Records supplied start
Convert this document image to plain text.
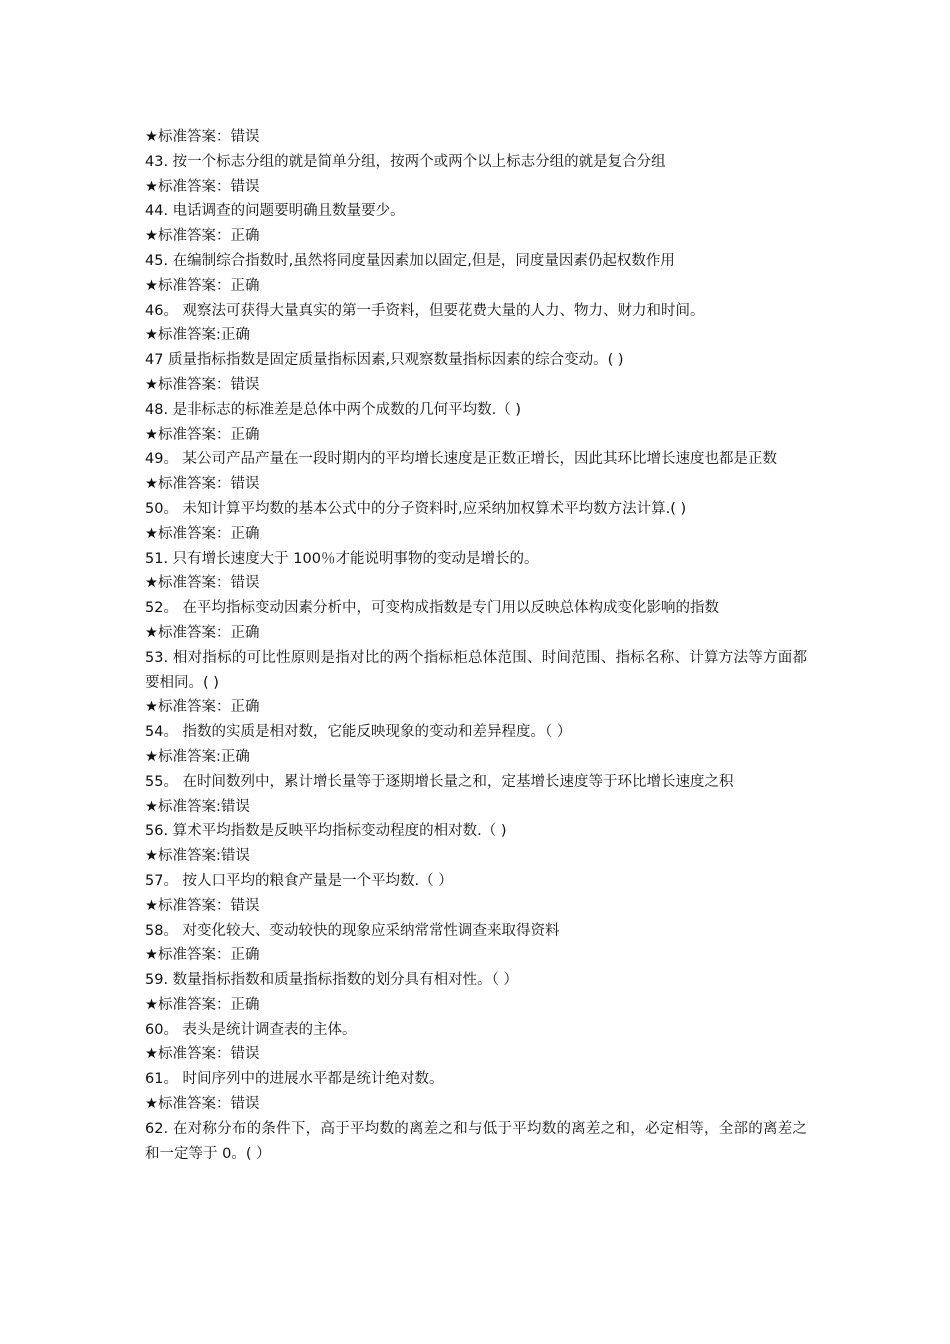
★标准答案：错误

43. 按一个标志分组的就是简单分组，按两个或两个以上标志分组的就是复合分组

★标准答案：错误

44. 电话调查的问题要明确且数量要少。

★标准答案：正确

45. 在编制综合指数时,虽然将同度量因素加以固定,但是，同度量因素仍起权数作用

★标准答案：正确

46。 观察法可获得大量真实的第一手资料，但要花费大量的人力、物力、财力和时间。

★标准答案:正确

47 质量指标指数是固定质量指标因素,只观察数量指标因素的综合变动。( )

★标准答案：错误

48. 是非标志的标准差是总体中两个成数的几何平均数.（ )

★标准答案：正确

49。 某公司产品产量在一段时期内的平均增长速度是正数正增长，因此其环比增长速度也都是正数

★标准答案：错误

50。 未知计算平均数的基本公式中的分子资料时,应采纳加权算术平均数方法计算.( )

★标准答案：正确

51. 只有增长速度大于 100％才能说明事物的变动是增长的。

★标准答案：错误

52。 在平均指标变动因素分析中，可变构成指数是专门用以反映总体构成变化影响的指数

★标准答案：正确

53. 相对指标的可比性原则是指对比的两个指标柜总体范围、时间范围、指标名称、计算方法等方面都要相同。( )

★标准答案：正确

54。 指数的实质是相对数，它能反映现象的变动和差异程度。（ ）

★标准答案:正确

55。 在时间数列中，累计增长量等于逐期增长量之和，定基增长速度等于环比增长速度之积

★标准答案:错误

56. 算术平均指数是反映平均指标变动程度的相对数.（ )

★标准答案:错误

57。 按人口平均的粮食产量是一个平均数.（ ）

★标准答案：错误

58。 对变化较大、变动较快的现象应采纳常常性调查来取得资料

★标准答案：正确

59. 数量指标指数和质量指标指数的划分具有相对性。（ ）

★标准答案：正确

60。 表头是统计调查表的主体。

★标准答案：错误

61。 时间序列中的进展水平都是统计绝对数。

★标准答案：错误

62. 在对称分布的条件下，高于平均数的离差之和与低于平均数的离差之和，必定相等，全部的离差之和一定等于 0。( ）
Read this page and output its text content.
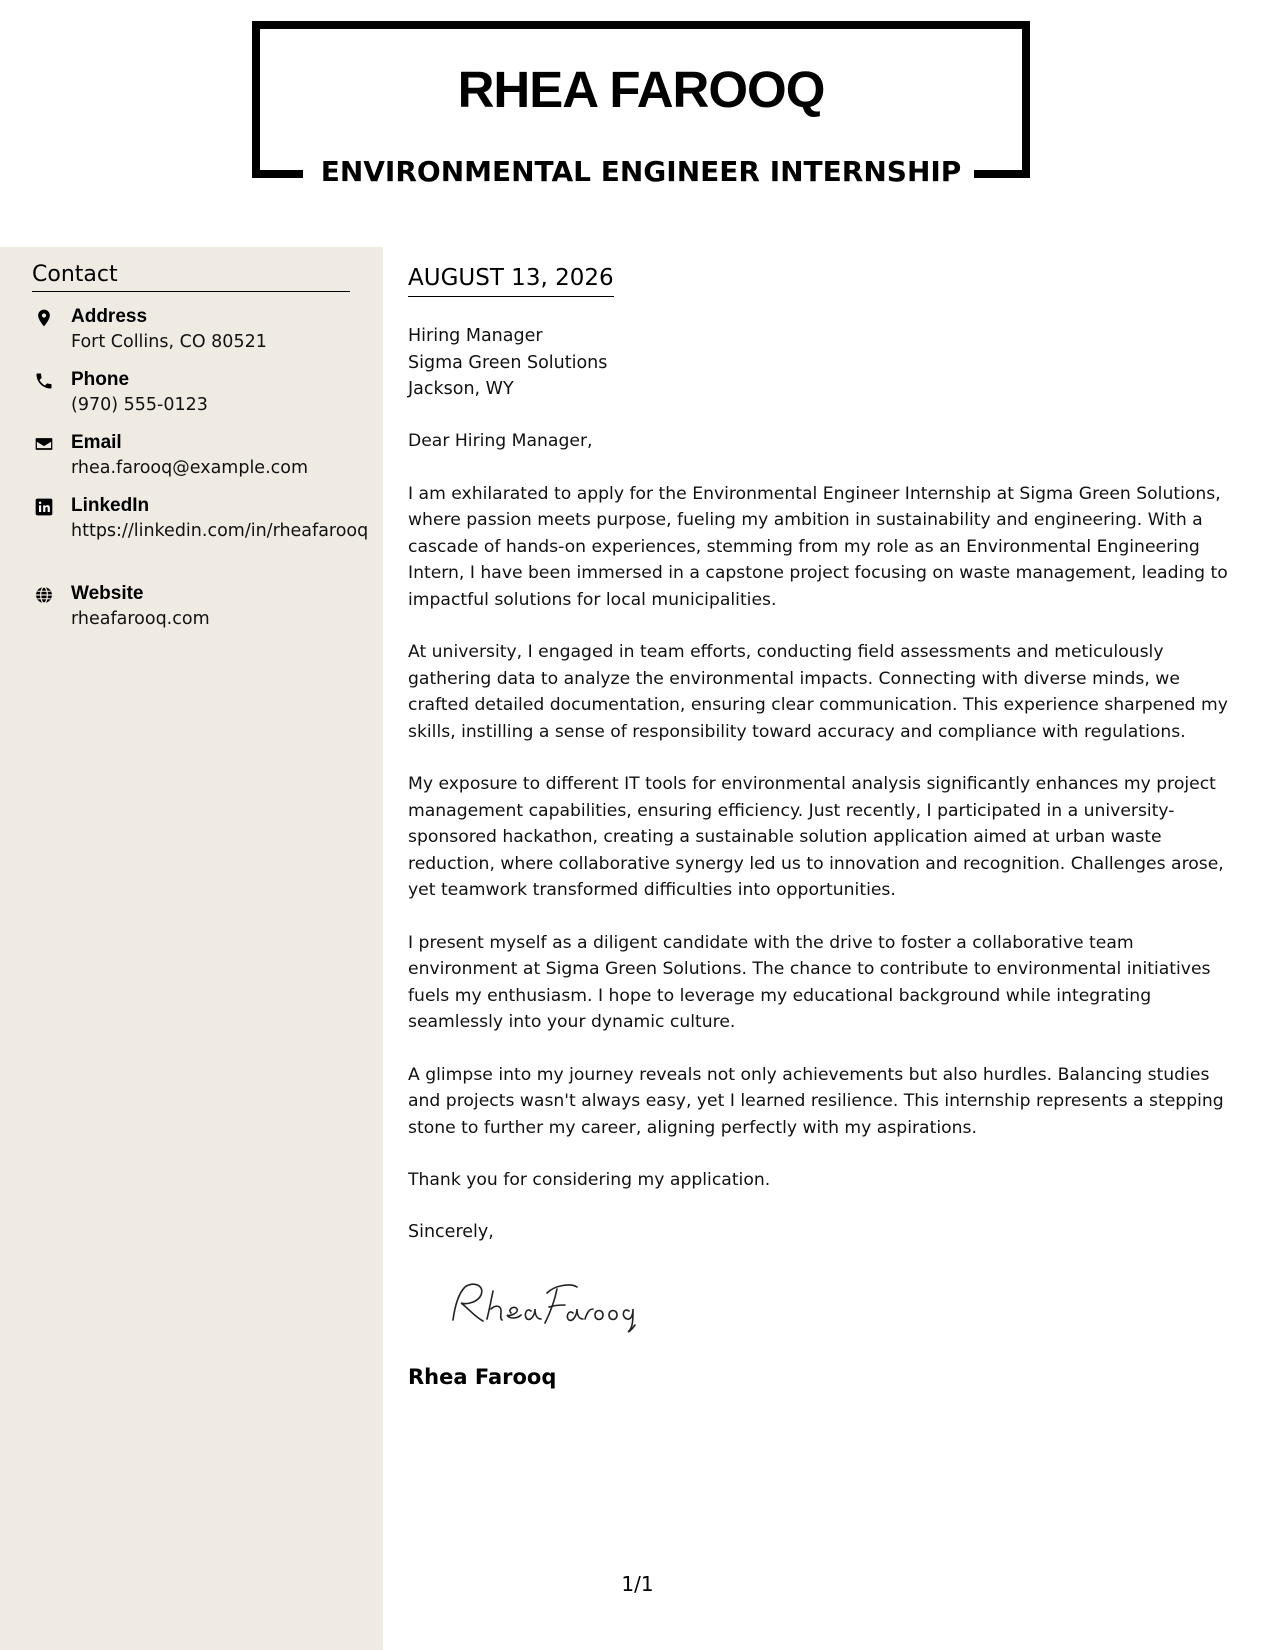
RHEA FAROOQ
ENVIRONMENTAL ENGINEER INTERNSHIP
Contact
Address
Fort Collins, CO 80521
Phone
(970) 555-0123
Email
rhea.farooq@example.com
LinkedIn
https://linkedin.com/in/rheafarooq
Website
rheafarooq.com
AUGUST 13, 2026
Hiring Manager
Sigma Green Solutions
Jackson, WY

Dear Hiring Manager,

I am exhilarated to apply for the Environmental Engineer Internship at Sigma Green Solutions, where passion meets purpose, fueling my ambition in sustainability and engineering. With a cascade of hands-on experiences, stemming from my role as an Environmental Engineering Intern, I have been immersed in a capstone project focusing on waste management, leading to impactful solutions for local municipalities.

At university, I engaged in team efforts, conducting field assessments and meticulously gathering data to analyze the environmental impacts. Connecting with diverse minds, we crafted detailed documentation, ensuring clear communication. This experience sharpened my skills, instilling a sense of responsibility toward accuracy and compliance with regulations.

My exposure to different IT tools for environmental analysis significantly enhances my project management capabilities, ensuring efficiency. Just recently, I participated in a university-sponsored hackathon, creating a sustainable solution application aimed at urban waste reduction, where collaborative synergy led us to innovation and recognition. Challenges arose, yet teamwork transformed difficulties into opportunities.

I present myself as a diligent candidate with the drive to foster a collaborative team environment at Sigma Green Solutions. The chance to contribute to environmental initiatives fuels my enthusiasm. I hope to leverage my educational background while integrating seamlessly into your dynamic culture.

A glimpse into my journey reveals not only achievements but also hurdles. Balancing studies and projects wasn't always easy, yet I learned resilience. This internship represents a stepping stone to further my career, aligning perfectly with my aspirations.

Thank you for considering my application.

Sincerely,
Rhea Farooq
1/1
Records supplied end
Records supplied start
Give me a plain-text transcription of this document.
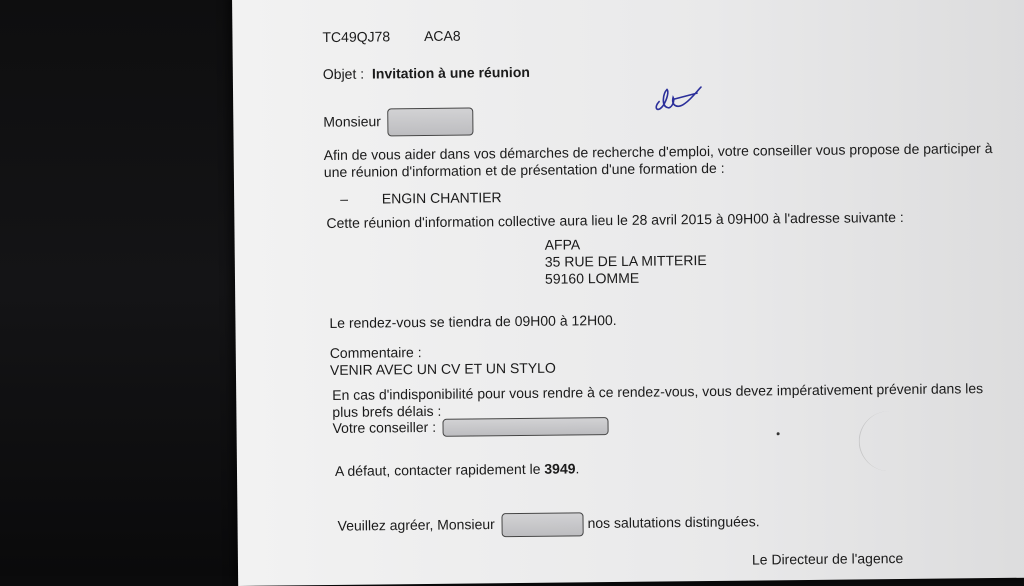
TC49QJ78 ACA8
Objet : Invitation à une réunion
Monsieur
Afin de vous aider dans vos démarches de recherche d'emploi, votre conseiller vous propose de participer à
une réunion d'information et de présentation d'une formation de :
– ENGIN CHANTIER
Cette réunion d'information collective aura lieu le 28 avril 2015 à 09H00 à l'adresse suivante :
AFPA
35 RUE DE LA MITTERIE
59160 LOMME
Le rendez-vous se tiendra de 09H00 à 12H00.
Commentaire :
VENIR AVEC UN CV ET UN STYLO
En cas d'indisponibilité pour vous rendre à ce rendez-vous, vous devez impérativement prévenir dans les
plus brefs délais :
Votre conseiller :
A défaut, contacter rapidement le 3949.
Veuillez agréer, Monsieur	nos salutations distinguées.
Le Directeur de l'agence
Records supplied end
Records supplied start
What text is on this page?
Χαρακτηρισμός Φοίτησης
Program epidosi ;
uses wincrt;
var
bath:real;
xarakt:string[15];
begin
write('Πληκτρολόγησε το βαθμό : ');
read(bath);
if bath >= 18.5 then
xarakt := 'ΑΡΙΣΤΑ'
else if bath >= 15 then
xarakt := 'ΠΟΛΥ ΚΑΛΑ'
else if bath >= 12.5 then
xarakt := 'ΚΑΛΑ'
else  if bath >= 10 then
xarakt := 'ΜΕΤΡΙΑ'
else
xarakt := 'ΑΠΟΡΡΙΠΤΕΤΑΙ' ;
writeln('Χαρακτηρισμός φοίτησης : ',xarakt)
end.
Records supplied end
**Aim of the task**
Your task is to list each line of the records with the word "waste".

**Full solution**
I am exhilarated to apply for the Environmental Engineer Internship at Sigma Green Solutions, where passion meets purpose, fueling my ambition in sustainability and engineering. With a cascade of hands-on experiences, stemming from my role as an Environmental Engineering Intern, I have been immersed in a capstone project focusing on waste management, leading to impactful solutions for local municipalities.
My exposure to different IT tools for environmental analysis significantly enhances my project management capabilities, ensuring efficiency. Just recently, I participated in a university-sponsored hackathon, creating a sustainable solution application aimed at urban waste reduction, where collaborative synergy led us to innovation and recognition. Challenges arose, yet teamwork transformed difficulties into opportunities.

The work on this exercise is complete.